-- start GIVEN RECORDS --

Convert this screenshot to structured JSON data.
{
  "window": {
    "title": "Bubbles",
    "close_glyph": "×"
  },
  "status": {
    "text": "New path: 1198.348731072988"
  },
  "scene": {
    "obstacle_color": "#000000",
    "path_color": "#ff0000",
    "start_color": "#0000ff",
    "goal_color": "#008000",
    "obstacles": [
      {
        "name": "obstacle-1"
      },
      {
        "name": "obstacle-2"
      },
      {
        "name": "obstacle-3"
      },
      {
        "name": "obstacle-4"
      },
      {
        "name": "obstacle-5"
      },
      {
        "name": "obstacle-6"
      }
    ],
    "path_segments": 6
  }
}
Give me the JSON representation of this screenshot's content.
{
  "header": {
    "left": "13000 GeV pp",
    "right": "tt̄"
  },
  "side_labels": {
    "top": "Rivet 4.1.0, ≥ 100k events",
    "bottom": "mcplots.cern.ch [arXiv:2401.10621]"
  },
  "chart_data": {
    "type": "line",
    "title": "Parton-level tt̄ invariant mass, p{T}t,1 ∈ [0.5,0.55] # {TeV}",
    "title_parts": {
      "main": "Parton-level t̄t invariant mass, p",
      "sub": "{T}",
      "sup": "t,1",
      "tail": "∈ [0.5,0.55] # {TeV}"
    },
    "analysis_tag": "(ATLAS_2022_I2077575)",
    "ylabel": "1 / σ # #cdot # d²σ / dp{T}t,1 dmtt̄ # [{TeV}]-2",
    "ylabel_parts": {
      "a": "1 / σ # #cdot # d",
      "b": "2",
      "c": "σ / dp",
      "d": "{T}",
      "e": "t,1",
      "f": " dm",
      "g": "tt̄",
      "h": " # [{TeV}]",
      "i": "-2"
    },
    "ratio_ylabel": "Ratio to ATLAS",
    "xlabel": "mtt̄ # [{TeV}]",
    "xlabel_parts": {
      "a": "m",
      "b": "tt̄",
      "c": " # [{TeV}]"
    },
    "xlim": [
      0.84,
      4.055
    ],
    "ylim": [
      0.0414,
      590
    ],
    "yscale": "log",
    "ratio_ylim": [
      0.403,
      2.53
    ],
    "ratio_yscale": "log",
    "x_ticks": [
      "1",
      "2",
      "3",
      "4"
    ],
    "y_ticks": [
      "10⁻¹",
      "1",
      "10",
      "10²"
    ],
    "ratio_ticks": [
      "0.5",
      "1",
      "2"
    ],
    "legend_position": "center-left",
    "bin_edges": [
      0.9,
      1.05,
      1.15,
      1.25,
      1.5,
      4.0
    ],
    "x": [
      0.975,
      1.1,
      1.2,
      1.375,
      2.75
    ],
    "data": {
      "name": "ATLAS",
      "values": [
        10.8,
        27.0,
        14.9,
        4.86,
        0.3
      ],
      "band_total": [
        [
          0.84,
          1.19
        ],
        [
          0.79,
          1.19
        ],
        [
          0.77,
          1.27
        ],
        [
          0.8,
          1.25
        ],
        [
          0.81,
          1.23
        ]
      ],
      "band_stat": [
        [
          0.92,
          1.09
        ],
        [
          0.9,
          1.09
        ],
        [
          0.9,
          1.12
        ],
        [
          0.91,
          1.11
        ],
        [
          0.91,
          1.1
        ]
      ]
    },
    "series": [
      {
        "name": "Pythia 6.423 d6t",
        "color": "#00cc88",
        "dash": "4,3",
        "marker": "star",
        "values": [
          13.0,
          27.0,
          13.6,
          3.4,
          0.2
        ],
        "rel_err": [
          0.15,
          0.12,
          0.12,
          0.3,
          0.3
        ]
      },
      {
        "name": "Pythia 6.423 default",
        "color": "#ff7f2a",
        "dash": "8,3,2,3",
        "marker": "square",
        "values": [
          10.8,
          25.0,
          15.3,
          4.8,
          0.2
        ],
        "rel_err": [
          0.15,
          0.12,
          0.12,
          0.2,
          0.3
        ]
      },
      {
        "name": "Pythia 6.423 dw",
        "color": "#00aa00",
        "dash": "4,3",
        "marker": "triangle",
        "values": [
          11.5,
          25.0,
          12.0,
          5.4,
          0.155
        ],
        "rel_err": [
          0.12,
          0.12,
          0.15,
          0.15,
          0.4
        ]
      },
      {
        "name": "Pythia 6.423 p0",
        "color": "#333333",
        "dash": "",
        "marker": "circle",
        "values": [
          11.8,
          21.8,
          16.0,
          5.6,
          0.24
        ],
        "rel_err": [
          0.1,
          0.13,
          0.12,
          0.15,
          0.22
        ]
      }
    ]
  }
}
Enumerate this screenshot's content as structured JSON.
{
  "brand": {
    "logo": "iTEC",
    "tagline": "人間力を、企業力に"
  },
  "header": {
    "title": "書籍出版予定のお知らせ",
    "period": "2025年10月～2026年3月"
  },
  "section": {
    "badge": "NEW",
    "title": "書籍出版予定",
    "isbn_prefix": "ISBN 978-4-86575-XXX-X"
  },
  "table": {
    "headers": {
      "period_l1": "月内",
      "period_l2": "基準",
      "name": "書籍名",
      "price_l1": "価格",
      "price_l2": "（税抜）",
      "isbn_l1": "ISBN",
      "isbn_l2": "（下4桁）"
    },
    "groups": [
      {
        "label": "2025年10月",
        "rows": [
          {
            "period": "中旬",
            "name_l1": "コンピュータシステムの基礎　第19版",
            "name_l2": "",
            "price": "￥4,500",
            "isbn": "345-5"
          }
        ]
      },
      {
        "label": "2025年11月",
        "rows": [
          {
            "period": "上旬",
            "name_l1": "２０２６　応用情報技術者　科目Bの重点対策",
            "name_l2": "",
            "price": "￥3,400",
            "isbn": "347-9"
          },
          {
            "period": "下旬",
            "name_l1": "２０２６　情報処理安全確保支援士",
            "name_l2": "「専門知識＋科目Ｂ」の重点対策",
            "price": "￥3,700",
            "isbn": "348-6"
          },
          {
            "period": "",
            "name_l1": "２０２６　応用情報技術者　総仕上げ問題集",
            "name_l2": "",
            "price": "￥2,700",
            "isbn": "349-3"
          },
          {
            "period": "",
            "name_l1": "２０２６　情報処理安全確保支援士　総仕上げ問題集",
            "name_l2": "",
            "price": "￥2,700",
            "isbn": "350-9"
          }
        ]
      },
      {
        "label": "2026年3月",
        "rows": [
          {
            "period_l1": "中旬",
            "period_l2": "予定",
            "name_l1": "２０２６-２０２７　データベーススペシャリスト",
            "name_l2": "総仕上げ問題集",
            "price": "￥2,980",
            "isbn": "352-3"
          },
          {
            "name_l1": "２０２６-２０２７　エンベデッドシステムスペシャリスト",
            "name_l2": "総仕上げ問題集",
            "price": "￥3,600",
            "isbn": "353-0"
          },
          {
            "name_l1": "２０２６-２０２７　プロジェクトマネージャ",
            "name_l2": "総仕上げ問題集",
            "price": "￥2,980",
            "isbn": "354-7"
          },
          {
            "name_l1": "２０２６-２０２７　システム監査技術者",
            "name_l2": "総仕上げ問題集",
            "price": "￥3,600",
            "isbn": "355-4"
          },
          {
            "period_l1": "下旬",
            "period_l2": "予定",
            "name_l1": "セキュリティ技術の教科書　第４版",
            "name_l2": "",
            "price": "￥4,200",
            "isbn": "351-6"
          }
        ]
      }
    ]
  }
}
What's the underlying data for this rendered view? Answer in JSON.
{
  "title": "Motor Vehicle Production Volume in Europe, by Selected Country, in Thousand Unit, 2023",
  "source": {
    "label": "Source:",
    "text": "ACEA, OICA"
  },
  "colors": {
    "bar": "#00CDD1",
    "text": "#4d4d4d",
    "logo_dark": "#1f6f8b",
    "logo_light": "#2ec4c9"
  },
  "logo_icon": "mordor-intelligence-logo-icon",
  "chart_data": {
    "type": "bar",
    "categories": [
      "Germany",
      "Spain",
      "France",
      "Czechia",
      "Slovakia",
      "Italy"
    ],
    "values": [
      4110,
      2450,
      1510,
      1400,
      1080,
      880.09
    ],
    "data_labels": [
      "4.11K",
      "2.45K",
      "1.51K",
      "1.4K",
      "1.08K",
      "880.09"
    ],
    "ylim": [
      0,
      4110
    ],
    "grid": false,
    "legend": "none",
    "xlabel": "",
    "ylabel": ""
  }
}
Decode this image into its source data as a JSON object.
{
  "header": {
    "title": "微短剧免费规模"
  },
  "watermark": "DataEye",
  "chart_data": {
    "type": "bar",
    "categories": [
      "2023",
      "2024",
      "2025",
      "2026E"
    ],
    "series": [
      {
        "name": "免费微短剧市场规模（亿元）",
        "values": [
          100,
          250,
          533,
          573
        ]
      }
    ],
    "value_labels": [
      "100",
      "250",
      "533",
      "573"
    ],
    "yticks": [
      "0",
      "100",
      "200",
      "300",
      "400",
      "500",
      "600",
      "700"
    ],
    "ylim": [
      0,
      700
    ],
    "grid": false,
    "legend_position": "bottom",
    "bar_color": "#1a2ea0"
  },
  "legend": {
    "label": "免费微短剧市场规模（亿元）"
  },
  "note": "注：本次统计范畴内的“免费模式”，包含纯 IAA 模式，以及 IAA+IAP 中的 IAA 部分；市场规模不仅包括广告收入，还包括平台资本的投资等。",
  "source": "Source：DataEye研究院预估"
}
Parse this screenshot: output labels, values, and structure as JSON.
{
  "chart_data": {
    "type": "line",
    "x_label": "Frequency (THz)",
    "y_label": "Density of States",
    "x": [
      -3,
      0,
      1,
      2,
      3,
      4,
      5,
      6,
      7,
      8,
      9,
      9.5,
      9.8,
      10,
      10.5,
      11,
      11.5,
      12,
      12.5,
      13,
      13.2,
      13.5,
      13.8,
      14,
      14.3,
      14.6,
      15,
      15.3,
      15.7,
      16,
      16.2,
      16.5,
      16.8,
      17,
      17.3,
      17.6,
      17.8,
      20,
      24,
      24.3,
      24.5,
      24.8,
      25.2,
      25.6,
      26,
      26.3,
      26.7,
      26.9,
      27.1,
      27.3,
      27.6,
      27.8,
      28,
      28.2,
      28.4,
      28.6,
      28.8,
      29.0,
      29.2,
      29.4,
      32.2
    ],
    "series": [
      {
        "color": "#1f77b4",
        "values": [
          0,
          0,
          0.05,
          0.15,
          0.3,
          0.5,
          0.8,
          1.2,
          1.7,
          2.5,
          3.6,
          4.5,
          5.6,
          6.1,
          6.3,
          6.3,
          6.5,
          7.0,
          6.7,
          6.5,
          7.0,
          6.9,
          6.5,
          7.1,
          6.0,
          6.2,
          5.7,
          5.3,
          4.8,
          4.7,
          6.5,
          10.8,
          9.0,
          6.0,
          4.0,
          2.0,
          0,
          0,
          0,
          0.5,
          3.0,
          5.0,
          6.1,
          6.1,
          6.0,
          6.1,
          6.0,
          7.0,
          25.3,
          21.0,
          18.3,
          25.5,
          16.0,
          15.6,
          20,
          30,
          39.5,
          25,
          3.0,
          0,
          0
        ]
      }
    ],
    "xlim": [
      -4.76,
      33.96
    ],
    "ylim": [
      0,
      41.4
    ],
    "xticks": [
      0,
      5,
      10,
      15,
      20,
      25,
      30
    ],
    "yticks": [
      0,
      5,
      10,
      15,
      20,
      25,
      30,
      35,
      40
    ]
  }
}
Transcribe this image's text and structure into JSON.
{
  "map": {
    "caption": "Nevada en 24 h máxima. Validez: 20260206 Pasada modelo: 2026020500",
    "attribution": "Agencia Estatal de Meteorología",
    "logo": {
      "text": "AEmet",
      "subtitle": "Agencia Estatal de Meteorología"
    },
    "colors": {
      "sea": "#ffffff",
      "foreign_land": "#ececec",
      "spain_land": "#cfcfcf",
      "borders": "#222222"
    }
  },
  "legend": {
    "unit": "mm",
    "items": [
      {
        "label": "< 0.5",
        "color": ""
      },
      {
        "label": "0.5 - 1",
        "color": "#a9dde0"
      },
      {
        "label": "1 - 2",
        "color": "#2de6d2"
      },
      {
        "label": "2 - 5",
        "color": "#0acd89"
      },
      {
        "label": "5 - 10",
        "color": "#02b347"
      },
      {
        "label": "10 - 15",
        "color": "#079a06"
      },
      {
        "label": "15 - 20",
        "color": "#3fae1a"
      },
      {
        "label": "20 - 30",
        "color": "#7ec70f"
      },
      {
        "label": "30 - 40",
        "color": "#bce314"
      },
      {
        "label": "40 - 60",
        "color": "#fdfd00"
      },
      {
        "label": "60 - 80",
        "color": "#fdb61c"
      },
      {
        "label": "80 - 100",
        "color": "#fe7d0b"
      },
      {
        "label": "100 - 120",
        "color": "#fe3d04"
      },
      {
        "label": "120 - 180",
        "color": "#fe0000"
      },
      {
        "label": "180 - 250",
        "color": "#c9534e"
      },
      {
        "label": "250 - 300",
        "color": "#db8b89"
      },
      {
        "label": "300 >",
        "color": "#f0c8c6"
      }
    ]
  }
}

-- end GIVEN RECORDS --

### WHAT YOU NEED TO DO:
Go through the material and select each line with the string "Parton" in it.

### RESULT OF THIS TASK:
    "title": "Parton-level tt̄ invariant mass, p{T}t,1 ∈ [0.5,0.55] # {TeV}",
      "main": "Parton-level t̄t invariant mass, p",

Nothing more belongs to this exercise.